* _Your instructions_
Pick out each line of the rows below that contains the word "κατανάλωση" and copy those lines.

++++

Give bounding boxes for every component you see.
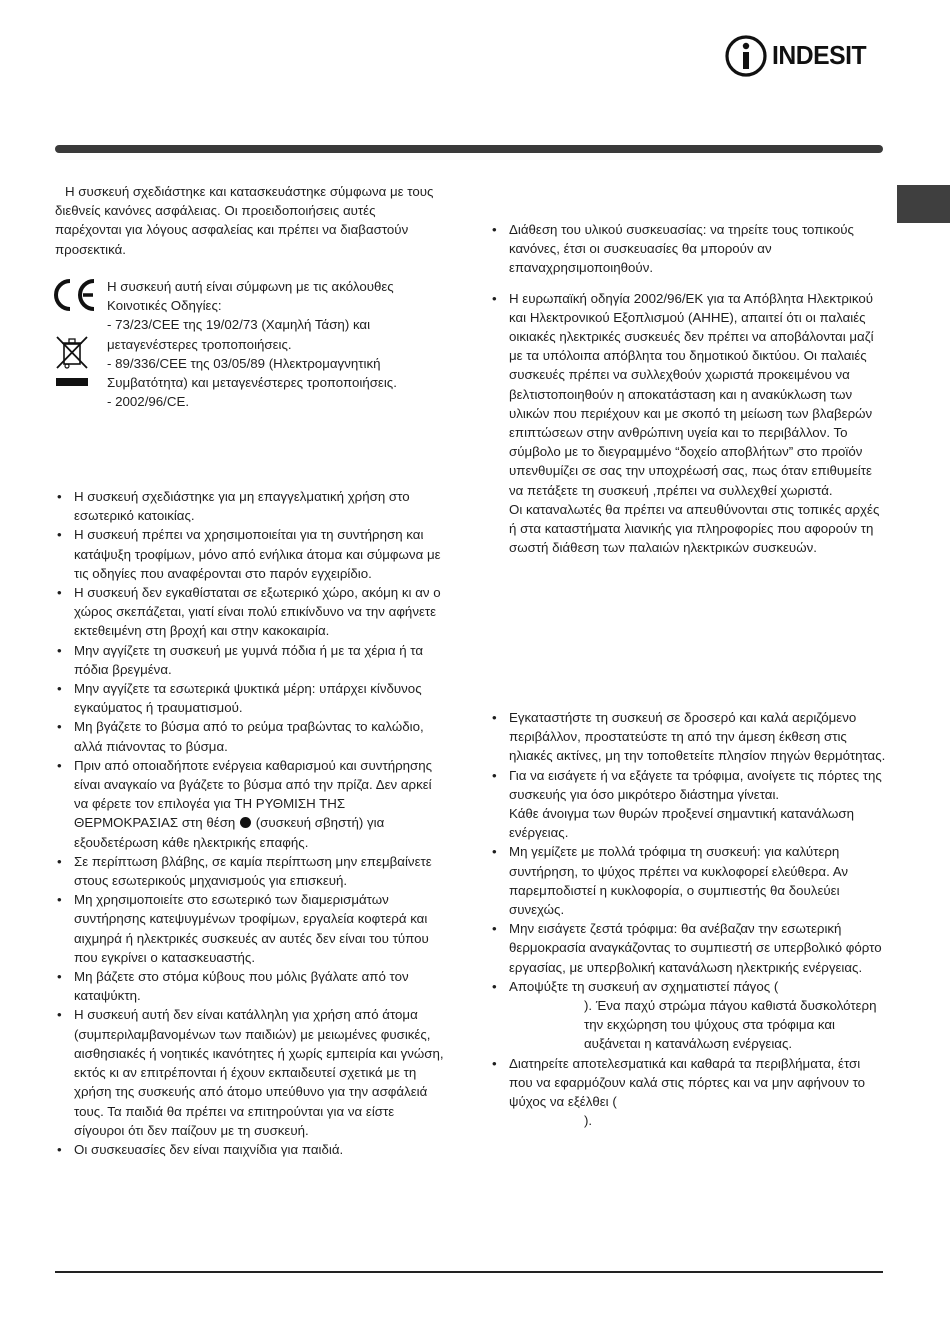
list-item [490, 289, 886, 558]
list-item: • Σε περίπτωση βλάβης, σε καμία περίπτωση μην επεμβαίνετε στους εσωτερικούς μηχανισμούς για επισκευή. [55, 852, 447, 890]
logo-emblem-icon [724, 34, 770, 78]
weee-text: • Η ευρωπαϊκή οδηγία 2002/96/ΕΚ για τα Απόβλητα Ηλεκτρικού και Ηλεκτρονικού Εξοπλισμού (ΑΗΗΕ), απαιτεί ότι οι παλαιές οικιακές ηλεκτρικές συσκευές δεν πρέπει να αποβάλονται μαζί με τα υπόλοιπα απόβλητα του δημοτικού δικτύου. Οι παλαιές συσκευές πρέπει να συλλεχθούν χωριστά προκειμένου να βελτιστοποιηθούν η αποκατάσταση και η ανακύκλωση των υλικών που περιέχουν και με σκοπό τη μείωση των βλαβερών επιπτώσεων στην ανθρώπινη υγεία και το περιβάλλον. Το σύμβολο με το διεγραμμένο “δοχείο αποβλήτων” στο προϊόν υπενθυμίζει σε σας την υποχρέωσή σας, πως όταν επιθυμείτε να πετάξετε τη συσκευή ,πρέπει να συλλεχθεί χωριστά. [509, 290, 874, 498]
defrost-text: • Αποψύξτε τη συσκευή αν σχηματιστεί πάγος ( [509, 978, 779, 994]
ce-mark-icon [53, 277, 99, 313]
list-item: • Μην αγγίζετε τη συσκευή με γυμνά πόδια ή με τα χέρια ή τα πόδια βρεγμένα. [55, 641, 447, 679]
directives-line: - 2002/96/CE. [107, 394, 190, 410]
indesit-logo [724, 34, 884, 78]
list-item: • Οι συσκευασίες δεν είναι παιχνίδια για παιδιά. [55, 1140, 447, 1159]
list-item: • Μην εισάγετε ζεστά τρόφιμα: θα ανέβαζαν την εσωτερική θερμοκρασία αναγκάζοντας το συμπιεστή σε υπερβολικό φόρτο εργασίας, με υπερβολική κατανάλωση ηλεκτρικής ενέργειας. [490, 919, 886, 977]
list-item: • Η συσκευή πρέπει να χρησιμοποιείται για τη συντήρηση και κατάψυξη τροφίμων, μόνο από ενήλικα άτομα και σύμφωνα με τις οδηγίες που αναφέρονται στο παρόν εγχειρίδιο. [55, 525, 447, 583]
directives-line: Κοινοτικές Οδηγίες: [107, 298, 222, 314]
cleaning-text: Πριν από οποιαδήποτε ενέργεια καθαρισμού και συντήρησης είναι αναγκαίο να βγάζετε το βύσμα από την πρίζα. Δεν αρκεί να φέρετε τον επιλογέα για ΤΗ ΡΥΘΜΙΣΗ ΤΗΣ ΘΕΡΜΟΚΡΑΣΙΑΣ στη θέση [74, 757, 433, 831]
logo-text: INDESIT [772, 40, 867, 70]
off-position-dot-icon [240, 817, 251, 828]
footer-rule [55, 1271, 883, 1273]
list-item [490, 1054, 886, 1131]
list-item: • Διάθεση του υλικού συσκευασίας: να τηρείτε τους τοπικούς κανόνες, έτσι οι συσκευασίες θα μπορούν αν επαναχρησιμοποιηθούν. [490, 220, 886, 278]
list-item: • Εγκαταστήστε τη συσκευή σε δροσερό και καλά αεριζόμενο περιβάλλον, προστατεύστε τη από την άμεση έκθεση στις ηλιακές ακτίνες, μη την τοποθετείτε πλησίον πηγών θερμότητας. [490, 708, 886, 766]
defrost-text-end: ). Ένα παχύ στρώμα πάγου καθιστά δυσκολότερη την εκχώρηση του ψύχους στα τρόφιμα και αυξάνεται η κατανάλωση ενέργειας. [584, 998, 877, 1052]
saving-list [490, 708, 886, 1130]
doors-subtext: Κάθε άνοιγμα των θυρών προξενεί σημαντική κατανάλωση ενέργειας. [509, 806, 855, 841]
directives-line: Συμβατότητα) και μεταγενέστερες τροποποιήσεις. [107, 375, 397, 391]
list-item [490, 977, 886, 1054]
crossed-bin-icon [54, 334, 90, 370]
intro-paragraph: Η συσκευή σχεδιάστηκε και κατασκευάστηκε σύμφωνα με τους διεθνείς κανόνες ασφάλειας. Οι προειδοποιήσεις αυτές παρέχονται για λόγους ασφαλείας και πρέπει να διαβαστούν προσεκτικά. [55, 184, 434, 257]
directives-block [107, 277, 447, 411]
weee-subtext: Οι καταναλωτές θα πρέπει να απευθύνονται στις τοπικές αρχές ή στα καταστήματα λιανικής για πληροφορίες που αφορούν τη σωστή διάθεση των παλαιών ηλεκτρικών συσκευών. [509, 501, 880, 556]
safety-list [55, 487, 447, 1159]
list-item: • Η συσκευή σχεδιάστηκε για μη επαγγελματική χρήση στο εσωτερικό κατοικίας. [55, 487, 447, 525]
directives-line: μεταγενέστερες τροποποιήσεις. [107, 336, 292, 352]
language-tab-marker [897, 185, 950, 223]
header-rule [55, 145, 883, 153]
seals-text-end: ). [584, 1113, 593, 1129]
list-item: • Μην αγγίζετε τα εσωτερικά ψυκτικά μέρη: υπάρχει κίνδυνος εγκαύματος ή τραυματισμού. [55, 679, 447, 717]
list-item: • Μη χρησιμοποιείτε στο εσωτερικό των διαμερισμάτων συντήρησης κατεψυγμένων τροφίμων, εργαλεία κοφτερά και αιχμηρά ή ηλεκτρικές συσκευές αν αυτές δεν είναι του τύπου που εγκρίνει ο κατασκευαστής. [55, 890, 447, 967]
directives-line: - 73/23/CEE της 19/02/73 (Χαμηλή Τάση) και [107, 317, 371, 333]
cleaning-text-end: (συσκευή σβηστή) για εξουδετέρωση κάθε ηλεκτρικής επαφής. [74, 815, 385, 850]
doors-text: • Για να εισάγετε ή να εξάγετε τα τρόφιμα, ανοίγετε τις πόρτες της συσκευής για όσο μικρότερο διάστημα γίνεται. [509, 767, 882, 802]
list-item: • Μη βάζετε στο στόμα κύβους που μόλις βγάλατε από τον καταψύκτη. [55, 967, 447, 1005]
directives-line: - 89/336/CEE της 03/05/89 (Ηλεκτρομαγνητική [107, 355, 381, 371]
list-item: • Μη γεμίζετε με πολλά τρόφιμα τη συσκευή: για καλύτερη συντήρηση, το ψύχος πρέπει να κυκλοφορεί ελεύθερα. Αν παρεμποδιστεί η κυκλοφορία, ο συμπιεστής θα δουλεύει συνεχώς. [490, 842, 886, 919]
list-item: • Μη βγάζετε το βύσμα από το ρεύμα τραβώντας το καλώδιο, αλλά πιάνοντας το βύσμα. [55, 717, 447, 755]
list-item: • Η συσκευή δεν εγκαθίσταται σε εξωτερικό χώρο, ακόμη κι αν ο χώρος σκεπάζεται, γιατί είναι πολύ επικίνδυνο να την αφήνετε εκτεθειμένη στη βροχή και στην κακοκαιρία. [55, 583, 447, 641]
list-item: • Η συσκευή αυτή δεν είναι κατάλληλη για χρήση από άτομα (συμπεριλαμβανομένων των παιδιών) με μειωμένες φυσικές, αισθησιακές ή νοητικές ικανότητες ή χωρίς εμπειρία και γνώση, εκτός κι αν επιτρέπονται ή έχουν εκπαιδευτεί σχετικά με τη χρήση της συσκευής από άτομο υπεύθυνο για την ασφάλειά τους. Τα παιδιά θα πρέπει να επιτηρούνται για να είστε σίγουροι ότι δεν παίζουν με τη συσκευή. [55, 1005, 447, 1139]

++++

* _Exercise result_
list-item: • Μην εισάγετε ζεστά τρόφιμα: θα ανέβαζαν την εσωτερική θερμοκρασία αναγκάζοντας το συμπιεστή σε υπερβολικό φόρτο εργασίας, με υπερβολική κατανάλωση ηλεκτρικής ενέργειας. [490, 919, 886, 977]
defrost-text-end: ). Ένα παχύ στρώμα πάγου καθιστά δυσκολότερη την εκχώρηση του ψύχους στα τρόφιμα και αυξάνεται η κατανάλωση ενέργειας. [584, 998, 877, 1052]
doors-subtext: Κάθε άνοιγμα των θυρών προξενεί σημαντική κατανάλωση ενέργειας. [509, 806, 855, 841]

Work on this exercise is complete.